**EXCERPTED TEXT**
May 14, 2017
A children’s choir was performing a special Easter anthem as a part of their church’s Easter Sunday celebration. When the song was finished, a little boy had been assigned to step out and recite Jesus’ words in the Gospel of John, where Jesus says, “I am the Light of the World!” The little boy stepped out on cue, but suddenly froze as his mind went blank, with all those faces staring at him. Fortunately, his mother was sitting in the front pew, and she leaned in and whispered her son’s line: “I am the Light of the World.” The little boy regained his confidence, stood up straight, and belted out, “My mother is the Light of the World!”
There are many of us who share this little boy’s sentiment as we celebrate our mothers and the other special women in our lives today. But as wonderful as these women may be, there is only One who is the true Light of the World. His name is Jesus, the Crucified and Risen Lord who is on the move in the world. And as John the Baptist reminds us, we are all called to be witnesses of this Light, to testify to him.
We’ve seen examples of these witnesses throughout the book of Acts. We’ve met ordinary Christ-followers who, empowered by the Holy Spirit, were emboldened to be courageous witnesses: Stephen who was martyred for his faith when he stood before the Jewish religious leaders and gave testimony to the risen and reigning Christ, and Ananias, this unassuming disciple who was flexible and available to God and was sent to pray over Saul of Tarsus.
Today we meet another one of these ordinary Christ-followers named Philip. Philip is first introduced with Stephen in Acts 6, and was one of those deacons who helped care for the widows in need. Then the Holy Spirit led him to the city of Samaria to preach the good news among the Samaritans. But the Spirit is not done whisking Philip about. Just wait to hear where the Spirit leads him next. Listen to this story from the book that we love, found in Acts chapter 8. Recite Scripture.
Drawn into the Story
Well, nothing says “Happy Mother’s Day” quite like a strange story in the Bible about a eunuch in a chariot! This is a strange story, indeed! And yet it is also a wonderful story, full of so much insight and wisdom. Especially as we think about what it means for us to share our faith in our own lives here and now.
I want to invite you to crawl into this story with me this morning, to find yourself in company with Philip. Wonder with me: what might we learn, from inside this story, about what it means to bear witness to the hope of our hearts?
Then an angel of the Lord said to Philip, “Get up and go toward the south to the road that goes down from Jerusalem to Gaza.” (This is the wilderness road). The first thing we learn, and this is the most important, is that sharing our faith is ultimately God’s work from beginning to end. God is the central actor in this story. Philip has a part to play, but it is in a supporting role!
An angel of the Lord, which in the Bible refers to God’s presence, is the One who calls Philip to act. God initiates this whole thing that is about to happen. God issues the call, gives the directions, and will be the One who empowers Philip to share. This theological conviction is at the heart of any kind of ministry we do. It is not ultimately about us! It is always about God and how God is already at work.

**DATA SECTION**
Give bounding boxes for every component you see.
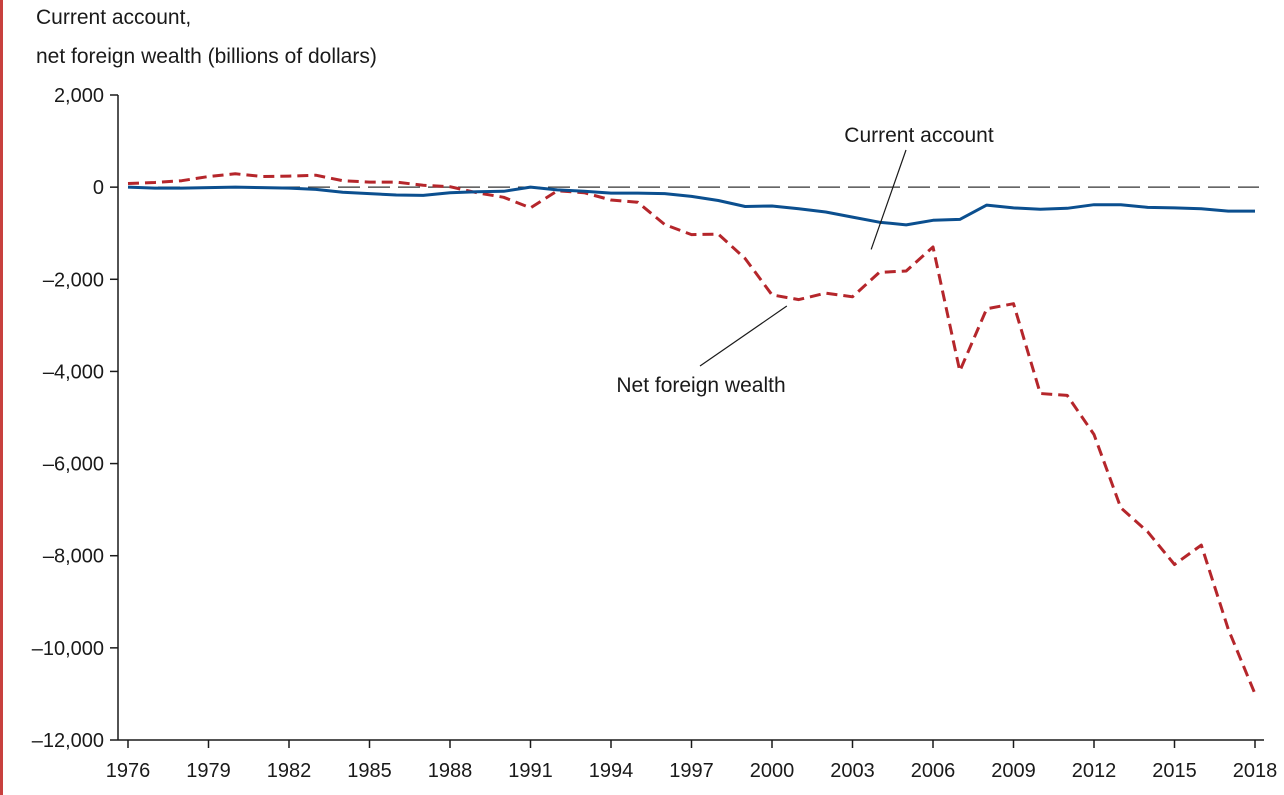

**PROBLEMS TO SOLVE**
A) How would you say the sermon's sentence "God is the central actor in this story." in Spanish?
B) Rewrite the sermon between "There are many" and "testify to him.", inclusive, with "feeling" in place of "sentiment".

**IN RESPONSE**
A) Dios es el actor central de esta historia.

B)
There are many of us who share this little boy’s feeling as we celebrate our mothers and the other special women in our lives today. But as wonderful as these women may be, there is only One who is the true Light of the World. His name is Jesus, the Crucified and Risen Lord who is on the move in the world. And as John the Baptist reminds us, we are all called to be witnesses of this Light, to testify to him.